* Extracted text:
------------------------------------------------------------------------

Python, as Reviewed by a C++ Programmer (sgh1.net)
83 points by ingve 241 days ago | hide | past | web | favorite | 76 comments



For me the biggest downside of dynamically typed lanaguages like Python and Javascript is that a small error in passing a function's parameters can propagate very far in a complex system. E.g. if you mistakenly interchange two consecutive function parameters, you could spend several hours debugging the effect several modules down. This is an error that a C++ compiler would catch right away.


C++ is not always able to detect common parameter errors, especially for things like implicit conversions of numbers. Arguably Python’s option of keyword arguments make certain classes of parameter errors go away, too.

Several years ago I remember someone who (perhaps unwisely) wrote a C++ function with many floating-point values as parameters and a single default "bool". At some point the function was extended to have another float. The compiler did not catch calling code that failed to add an extra float; it simply allowed the formerly-flag arguments to be assigned to the new float argument instead. In fact, implicit conversion of parameters is such a common C++ problem that I occasionally define wrapping types for the sole purpose of being parameter types: then the compiler has to trip over them when they are used incorrectly and callers have to do some kind of explicit action to indicate what their values really are.

------------------------------------------------------------------------

* Data records:
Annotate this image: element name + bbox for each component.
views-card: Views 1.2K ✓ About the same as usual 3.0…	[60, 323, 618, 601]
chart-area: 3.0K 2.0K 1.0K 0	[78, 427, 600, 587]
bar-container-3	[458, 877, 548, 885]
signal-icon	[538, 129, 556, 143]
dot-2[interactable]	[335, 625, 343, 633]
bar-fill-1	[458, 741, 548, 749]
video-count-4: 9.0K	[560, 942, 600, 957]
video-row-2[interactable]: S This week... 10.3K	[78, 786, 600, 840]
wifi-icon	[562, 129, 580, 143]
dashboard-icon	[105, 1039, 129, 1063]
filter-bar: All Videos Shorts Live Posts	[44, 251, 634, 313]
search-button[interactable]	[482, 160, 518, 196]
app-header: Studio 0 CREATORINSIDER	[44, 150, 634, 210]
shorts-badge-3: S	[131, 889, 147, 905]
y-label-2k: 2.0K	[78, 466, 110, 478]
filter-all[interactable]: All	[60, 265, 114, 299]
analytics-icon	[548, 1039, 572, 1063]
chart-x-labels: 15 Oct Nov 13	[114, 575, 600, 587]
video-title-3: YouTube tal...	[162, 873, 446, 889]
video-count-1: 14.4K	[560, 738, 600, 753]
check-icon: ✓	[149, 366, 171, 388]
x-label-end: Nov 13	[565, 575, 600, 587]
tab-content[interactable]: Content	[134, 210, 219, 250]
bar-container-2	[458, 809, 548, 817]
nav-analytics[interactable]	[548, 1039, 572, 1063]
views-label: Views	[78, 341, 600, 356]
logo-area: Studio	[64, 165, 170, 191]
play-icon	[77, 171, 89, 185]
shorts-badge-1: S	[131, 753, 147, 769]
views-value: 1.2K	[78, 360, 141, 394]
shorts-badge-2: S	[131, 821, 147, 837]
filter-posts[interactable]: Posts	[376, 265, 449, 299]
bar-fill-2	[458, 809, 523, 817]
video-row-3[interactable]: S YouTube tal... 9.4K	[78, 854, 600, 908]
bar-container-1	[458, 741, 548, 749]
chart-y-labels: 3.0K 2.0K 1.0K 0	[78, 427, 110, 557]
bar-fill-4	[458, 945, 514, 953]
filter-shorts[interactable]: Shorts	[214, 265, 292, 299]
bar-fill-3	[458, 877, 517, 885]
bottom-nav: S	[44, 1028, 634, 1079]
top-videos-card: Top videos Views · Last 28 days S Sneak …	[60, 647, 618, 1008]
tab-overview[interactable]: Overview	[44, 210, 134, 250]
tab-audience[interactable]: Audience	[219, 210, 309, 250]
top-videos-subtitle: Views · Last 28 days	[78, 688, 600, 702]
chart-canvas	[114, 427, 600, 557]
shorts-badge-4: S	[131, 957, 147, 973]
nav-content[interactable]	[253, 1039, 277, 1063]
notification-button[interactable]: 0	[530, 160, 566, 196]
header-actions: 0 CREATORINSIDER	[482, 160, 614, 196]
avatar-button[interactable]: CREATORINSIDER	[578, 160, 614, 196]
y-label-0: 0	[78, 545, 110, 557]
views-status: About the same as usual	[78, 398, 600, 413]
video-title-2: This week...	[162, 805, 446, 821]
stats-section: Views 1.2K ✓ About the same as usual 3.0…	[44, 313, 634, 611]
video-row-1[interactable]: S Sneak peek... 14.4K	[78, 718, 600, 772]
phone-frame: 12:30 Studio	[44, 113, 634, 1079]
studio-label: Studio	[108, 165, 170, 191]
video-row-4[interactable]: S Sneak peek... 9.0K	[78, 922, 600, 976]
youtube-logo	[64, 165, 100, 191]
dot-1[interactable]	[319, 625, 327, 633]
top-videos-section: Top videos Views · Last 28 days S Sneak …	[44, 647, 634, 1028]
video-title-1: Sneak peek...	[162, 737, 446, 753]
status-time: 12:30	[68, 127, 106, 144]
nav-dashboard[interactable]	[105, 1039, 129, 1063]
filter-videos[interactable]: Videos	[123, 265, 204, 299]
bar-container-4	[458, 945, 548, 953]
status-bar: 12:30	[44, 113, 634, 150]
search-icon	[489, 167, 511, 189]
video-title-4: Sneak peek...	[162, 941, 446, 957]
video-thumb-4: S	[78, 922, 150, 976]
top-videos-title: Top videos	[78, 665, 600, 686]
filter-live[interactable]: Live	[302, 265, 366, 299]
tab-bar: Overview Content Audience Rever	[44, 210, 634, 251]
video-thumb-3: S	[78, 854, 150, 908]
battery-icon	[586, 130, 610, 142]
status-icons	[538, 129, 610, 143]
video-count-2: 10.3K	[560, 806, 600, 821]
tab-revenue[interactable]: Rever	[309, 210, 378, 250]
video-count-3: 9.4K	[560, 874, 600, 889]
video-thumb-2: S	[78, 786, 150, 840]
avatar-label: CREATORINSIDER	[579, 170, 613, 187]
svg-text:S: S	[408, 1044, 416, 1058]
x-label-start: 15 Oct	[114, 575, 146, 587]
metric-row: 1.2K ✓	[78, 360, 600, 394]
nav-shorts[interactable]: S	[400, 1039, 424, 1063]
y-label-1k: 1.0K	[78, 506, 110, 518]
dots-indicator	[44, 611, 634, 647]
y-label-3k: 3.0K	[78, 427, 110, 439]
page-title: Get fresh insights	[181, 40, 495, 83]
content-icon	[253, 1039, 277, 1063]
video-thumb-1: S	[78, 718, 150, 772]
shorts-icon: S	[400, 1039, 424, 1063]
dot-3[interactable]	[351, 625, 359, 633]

------------------------------------------------------------------------

* Set exercise 1:
In the forum thread about Python as reviewed by a C++ programmer, what parameter did the function in the anecdote have besides its many floating-point values?
* Set exercise 2:
Can you continue the forum thread about Python as reviewed by a C++ programmer, starting after its last comment?

* Expected answer 1:
A single default "bool".

* Expected answer 2:
Those implicit conversion rules (largely inherited from C) are one of the bits of C++ that bit me the most when I was a primary C++ dev.


The cpp compiler would catch it only if the incorrect data was of a different type. Type specification and hinting only helps with the more egregious mistakes.


Type hints can catch most of these mistakes.


There are solutions for this: flowtype for js or mypy for python (preferably with python3.5+).


The article doesn't mention type annotations described in PEP484 and added to CPython since Python 3.5.

It is possible to add annotations to your code like

    class Foo:
        x: int
        # ...
and then run type checks using `mypy`, so that for the annotated code probability of the "passes the checks => won't crash the runtime" case is much larger.


Sure, but most python code isn't annotated, right?

So this might be helpful for code you wrote, but not anywhere it interfaces with other peoples' code (which, in my opinion, is probably the most important place to check for type errors).


The older method is docstrings (reST and similar) like here: https://github.com/kennethreitz/requests/blob/master/request...

IDEs like PyCharm can use those and other methods to find most typing issues. In practice this is very effective for most "boring" Python code, but if you get really clever it falls over completely.


True, but very popular packages are usually battle tested and type errors are very rare in practice in those packages. Most bugs I've seen are not because of the lack of a static type system.


Plus, many packages dynamically add members, stomp named parameters by wrapping stuff with kwargs, etc.


So monkey patching is bad you're saying? I agree that it's possible what you're saying about kwargs, but after about 6 years of python I've never encountered that in any of the code that I've worked on.


Or specifically to his example,

    from typing import Dict
    Foo = Dict[int:str]
    def __init__(self, name:str, balance=0.0):
        """Construct a Klass."""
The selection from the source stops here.